> **Exercise aim**
Return the records in full, exactly as given.

> **Input data**
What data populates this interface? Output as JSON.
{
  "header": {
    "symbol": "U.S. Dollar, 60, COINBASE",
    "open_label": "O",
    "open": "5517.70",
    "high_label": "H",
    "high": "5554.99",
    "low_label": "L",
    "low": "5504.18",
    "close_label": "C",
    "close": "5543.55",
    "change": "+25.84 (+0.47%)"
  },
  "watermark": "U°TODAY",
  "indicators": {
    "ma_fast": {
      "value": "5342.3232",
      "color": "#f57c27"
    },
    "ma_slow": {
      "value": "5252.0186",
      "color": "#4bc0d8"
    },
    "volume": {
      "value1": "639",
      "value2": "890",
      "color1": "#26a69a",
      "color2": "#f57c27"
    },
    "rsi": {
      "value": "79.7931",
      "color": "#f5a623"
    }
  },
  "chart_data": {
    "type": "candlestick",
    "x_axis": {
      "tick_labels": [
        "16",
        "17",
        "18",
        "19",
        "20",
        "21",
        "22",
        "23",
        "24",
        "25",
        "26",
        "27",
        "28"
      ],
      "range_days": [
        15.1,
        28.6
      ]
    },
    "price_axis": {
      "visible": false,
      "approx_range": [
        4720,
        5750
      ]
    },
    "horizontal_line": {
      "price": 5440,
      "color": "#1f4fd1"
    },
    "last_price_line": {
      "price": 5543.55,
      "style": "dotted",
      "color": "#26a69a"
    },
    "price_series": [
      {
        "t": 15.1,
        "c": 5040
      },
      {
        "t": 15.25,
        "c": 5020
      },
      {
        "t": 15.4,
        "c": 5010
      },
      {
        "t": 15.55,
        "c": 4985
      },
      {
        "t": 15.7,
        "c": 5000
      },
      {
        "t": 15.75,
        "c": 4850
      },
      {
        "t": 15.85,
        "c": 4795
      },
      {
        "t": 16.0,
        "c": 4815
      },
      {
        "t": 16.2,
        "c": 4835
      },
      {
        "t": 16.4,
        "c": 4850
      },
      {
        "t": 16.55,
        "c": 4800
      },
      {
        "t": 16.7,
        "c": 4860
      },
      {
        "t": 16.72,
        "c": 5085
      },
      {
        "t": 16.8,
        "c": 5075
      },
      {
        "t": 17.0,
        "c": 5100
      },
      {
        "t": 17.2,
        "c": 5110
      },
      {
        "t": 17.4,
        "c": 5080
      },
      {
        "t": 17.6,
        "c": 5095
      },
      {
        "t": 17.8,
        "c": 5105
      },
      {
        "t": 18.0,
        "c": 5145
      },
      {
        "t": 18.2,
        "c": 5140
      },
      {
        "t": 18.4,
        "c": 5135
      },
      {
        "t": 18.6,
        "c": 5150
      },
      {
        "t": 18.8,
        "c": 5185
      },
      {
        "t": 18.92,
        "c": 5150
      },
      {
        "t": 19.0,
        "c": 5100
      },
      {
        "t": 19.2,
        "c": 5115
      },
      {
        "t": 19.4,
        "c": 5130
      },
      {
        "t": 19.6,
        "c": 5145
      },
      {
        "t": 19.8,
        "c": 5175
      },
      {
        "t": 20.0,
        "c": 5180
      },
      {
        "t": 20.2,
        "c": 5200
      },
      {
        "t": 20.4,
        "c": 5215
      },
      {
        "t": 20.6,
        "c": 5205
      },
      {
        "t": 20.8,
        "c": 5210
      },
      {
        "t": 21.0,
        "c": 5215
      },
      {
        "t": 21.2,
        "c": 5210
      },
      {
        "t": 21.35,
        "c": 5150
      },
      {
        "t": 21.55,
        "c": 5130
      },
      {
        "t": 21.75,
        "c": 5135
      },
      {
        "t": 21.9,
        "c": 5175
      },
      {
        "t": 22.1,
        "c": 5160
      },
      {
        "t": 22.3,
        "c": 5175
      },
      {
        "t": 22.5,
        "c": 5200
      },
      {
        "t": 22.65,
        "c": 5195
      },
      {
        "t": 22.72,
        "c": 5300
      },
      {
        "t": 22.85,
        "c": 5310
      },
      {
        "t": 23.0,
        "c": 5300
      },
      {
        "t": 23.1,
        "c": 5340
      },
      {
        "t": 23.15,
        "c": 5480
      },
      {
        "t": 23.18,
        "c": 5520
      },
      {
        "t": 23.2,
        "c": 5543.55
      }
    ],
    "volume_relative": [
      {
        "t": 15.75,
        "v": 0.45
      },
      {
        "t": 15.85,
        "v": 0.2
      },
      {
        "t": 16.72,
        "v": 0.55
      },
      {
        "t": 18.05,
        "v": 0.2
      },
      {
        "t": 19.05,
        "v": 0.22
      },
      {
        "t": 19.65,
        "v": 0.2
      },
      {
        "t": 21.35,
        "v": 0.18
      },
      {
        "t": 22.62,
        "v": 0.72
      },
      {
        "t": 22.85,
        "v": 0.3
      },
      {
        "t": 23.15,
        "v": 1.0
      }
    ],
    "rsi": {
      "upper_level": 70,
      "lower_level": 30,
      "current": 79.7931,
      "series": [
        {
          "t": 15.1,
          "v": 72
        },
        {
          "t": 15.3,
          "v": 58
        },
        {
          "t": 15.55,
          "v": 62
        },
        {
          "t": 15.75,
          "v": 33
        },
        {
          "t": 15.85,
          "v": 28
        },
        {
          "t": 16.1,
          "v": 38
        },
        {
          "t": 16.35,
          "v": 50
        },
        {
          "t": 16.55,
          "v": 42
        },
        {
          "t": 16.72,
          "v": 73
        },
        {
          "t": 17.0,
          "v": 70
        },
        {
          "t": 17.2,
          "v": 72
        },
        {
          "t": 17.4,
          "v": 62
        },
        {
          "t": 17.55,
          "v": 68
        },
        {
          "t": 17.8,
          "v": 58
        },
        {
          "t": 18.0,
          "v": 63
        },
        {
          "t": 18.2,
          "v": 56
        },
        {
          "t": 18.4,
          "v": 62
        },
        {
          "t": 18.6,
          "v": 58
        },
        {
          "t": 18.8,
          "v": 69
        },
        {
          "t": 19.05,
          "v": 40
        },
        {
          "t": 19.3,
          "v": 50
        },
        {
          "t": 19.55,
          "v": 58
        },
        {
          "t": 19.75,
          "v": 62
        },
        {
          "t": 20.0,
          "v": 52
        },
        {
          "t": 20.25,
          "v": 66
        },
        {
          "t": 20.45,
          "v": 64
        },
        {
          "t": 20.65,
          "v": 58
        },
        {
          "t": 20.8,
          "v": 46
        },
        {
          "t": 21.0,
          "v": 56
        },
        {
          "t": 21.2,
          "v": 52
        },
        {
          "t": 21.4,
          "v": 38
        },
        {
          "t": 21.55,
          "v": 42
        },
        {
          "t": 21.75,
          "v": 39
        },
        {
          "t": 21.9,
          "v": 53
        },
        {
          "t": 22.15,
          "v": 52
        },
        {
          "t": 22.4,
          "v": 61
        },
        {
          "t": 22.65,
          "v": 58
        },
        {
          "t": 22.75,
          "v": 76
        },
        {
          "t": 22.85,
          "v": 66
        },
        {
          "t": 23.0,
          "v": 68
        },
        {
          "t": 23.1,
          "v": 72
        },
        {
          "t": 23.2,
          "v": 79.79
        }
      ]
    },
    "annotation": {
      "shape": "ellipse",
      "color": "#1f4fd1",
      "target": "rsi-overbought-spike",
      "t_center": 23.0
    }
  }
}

> **Worked answer**
What data populates this interface? Output as JSON.
{
  "header": {
    "symbol": "U.S. Dollar, 60, COINBASE",
    "open_label": "O",
    "open": "5517.70",
    "high_label": "H",
    "high": "5554.99",
    "low_label": "L",
    "low": "5504.18",
    "close_label": "C",
    "close": "5543.55",
    "change": "+25.84 (+0.47%)"
  },
  "watermark": "U°TODAY",
  "indicators": {
    "ma_fast": {
      "value": "5342.3232",
      "color": "#f57c27"
    },
    "ma_slow": {
      "value": "5252.0186",
      "color": "#4bc0d8"
    },
    "volume": {
      "value1": "639",
      "value2": "890",
      "color1": "#26a69a",
      "color2": "#f57c27"
    },
    "rsi": {
      "value": "79.7931",
      "color": "#f5a623"
    }
  },
  "chart_data": {
    "type": "candlestick",
    "x_axis": {
      "tick_labels": [
        "16",
        "17",
        "18",
        "19",
        "20",
        "21",
        "22",
        "23",
        "24",
        "25",
        "26",
        "27",
        "28"
      ],
      "range_days": [
        15.1,
        28.6
      ]
    },
    "price_axis": {
      "visible": false,
      "approx_range": [
        4720,
        5750
      ]
    },
    "horizontal_line": {
      "price": 5440,
      "color": "#1f4fd1"
    },
    "last_price_line": {
      "price": 5543.55,
      "style": "dotted",
      "color": "#26a69a"
    },
    "price_series": [
      {
        "t": 15.1,
        "c": 5040
      },
      {
        "t": 15.25,
        "c": 5020
      },
      {
        "t": 15.4,
        "c": 5010
      },
      {
        "t": 15.55,
        "c": 4985
      },
      {
        "t": 15.7,
        "c": 5000
      },
      {
        "t": 15.75,
        "c": 4850
      },
      {
        "t": 15.85,
        "c": 4795
      },
      {
        "t": 16.0,
        "c": 4815
      },
      {
        "t": 16.2,
        "c": 4835
      },
      {
        "t": 16.4,
        "c": 4850
      },
      {
        "t": 16.55,
        "c": 4800
      },
      {
        "t": 16.7,
        "c": 4860
      },
      {
        "t": 16.72,
        "c": 5085
      },
      {
        "t": 16.8,
        "c": 5075
      },
      {
        "t": 17.0,
        "c": 5100
      },
      {
        "t": 17.2,
        "c": 5110
      },
      {
        "t": 17.4,
        "c": 5080
      },
      {
        "t": 17.6,
        "c": 5095
      },
      {
        "t": 17.8,
        "c": 5105
      },
      {
        "t": 18.0,
        "c": 5145
      },
      {
        "t": 18.2,
        "c": 5140
      },
      {
        "t": 18.4,
        "c": 5135
      },
      {
        "t": 18.6,
        "c": 5150
      },
      {
        "t": 18.8,
        "c": 5185
      },
      {
        "t": 18.92,
        "c": 5150
      },
      {
        "t": 19.0,
        "c": 5100
      },
      {
        "t": 19.2,
        "c": 5115
      },
      {
        "t": 19.4,
        "c": 5130
      },
      {
        "t": 19.6,
        "c": 5145
      },
      {
        "t": 19.8,
        "c": 5175
      },
      {
        "t": 20.0,
        "c": 5180
      },
      {
        "t": 20.2,
        "c": 5200
      },
      {
        "t": 20.4,
        "c": 5215
      },
      {
        "t": 20.6,
        "c": 5205
      },
      {
        "t": 20.8,
        "c": 5210
      },
      {
        "t": 21.0,
        "c": 5215
      },
      {
        "t": 21.2,
        "c": 5210
      },
      {
        "t": 21.35,
        "c": 5150
      },
      {
        "t": 21.55,
        "c": 5130
      },
      {
        "t": 21.75,
        "c": 5135
      },
      {
        "t": 21.9,
        "c": 5175
      },
      {
        "t": 22.1,
        "c": 5160
      },
      {
        "t": 22.3,
        "c": 5175
      },
      {
        "t": 22.5,
        "c": 5200
      },
      {
        "t": 22.65,
        "c": 5195
      },
      {
        "t": 22.72,
        "c": 5300
      },
      {
        "t": 22.85,
        "c": 5310
      },
      {
        "t": 23.0,
        "c": 5300
      },
      {
        "t": 23.1,
        "c": 5340
      },
      {
        "t": 23.15,
        "c": 5480
      },
      {
        "t": 23.18,
        "c": 5520
      },
      {
        "t": 23.2,
        "c": 5543.55
      }
    ],
    "volume_relative": [
      {
        "t": 15.75,
        "v": 0.45
      },
      {
        "t": 15.85,
        "v": 0.2
      },
      {
        "t": 16.72,
        "v": 0.55
      },
      {
        "t": 18.05,
        "v": 0.2
      },
      {
        "t": 19.05,
        "v": 0.22
      },
      {
        "t": 19.65,
        "v": 0.2
      },
      {
        "t": 21.35,
        "v": 0.18
      },
      {
        "t": 22.62,
        "v": 0.72
      },
      {
        "t": 22.85,
        "v": 0.3
      },
      {
        "t": 23.15,
        "v": 1.0
      }
    ],
    "rsi": {
      "upper_level": 70,
      "lower_level": 30,
      "current": 79.7931,
      "series": [
        {
          "t": 15.1,
          "v": 72
        },
        {
          "t": 15.3,
          "v": 58
        },
        {
          "t": 15.55,
          "v": 62
        },
        {
          "t": 15.75,
          "v": 33
        },
        {
          "t": 15.85,
          "v": 28
        },
        {
          "t": 16.1,
          "v": 38
        },
        {
          "t": 16.35,
          "v": 50
        },
        {
          "t": 16.55,
          "v": 42
        },
        {
          "t": 16.72,
          "v": 73
        },
        {
          "t": 17.0,
          "v": 70
        },
        {
          "t": 17.2,
          "v": 72
        },
        {
          "t": 17.4,
          "v": 62
        },
        {
          "t": 17.55,
          "v": 68
        },
        {
          "t": 17.8,
          "v": 58
        },
        {
          "t": 18.0,
          "v": 63
        },
        {
          "t": 18.2,
          "v": 56
        },
        {
          "t": 18.4,
          "v": 62
        },
        {
          "t": 18.6,
          "v": 58
        },
        {
          "t": 18.8,
          "v": 69
        },
        {
          "t": 19.05,
          "v": 40
        },
        {
          "t": 19.3,
          "v": 50
        },
        {
          "t": 19.55,
          "v": 58
        },
        {
          "t": 19.75,
          "v": 62
        },
        {
          "t": 20.0,
          "v": 52
        },
        {
          "t": 20.25,
          "v": 66
        },
        {
          "t": 20.45,
          "v": 64
        },
        {
          "t": 20.65,
          "v": 58
        },
        {
          "t": 20.8,
          "v": 46
        },
        {
          "t": 21.0,
          "v": 56
        },
        {
          "t": 21.2,
          "v": 52
        },
        {
          "t": 21.4,
          "v": 38
        },
        {
          "t": 21.55,
          "v": 42
        },
        {
          "t": 21.75,
          "v": 39
        },
        {
          "t": 21.9,
          "v": 53
        },
        {
          "t": 22.15,
          "v": 52
        },
        {
          "t": 22.4,
          "v": 61
        },
        {
          "t": 22.65,
          "v": 58
        },
        {
          "t": 22.75,
          "v": 76
        },
        {
          "t": 22.85,
          "v": 66
        },
        {
          "t": 23.0,
          "v": 68
        },
        {
          "t": 23.1,
          "v": 72
        },
        {
          "t": 23.2,
          "v": 79.79
        }
      ]
    },
    "annotation": {
      "shape": "ellipse",
      "color": "#1f4fd1",
      "target": "rsi-overbought-spike",
      "t_center": 23.0
    }
  }
}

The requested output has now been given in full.